→ **REQUIRED TASK**
In the listing below, find every line containing "JSON" and copy it out.

→ **DATASET EXCERPTS**
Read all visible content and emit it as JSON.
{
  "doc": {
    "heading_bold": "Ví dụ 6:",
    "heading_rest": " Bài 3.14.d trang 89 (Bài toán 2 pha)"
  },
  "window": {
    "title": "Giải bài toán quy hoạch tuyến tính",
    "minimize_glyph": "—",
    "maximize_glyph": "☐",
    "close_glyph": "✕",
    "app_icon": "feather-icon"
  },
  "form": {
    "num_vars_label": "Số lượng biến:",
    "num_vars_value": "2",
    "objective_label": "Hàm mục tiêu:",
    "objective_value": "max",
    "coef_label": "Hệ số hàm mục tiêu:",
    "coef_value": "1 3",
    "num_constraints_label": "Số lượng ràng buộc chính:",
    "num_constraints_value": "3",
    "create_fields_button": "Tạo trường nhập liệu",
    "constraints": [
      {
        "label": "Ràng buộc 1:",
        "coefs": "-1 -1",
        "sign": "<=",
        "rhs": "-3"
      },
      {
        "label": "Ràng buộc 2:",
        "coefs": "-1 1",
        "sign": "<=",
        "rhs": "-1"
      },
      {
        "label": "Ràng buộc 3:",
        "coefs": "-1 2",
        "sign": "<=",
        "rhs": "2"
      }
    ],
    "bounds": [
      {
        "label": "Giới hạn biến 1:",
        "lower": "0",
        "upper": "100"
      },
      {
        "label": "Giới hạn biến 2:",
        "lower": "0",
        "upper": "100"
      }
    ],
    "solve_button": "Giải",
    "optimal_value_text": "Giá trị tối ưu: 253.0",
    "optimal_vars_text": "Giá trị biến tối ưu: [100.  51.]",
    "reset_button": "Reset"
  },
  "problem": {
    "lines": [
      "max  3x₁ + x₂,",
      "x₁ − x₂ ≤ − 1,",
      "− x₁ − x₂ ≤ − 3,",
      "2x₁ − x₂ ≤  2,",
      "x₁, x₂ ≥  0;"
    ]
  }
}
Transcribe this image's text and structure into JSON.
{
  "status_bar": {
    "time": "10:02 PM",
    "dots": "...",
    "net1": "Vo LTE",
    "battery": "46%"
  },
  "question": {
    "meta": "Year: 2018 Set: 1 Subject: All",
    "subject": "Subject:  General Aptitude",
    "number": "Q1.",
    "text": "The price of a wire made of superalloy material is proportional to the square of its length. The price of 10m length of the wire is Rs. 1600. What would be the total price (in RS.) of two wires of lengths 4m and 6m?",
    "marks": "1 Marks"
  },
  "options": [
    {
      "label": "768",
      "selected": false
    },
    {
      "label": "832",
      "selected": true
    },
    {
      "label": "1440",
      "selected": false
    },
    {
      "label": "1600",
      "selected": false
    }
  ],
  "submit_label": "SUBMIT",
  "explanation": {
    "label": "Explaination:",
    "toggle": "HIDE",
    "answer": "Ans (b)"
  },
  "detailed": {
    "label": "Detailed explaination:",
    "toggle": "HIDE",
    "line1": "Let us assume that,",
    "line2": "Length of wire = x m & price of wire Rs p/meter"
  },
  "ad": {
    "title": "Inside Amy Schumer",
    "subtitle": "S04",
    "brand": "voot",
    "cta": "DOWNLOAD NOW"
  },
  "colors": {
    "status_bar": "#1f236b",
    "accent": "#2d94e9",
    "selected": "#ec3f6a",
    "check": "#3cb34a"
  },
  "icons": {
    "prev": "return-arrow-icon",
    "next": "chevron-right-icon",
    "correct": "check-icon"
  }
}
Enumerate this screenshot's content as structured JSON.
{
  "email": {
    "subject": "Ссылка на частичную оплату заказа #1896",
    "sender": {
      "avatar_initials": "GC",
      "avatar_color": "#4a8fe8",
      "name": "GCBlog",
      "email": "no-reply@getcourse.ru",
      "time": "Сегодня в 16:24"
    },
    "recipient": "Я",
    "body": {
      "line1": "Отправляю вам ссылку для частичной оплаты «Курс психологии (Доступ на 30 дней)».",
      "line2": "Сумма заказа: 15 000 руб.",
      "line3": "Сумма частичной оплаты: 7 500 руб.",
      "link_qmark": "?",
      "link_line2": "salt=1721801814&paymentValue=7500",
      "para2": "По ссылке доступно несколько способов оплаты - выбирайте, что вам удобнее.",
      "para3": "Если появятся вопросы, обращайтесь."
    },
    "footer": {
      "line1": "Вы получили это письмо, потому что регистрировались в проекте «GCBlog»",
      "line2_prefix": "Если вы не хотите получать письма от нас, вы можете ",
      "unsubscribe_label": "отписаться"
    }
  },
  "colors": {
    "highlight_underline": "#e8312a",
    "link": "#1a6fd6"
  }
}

→ **RESPONSE TO THE TASK**
Read all visible content and emit it as JSON.
Transcribe this image's text and structure into JSON.
Enumerate this screenshot's content as structured JSON.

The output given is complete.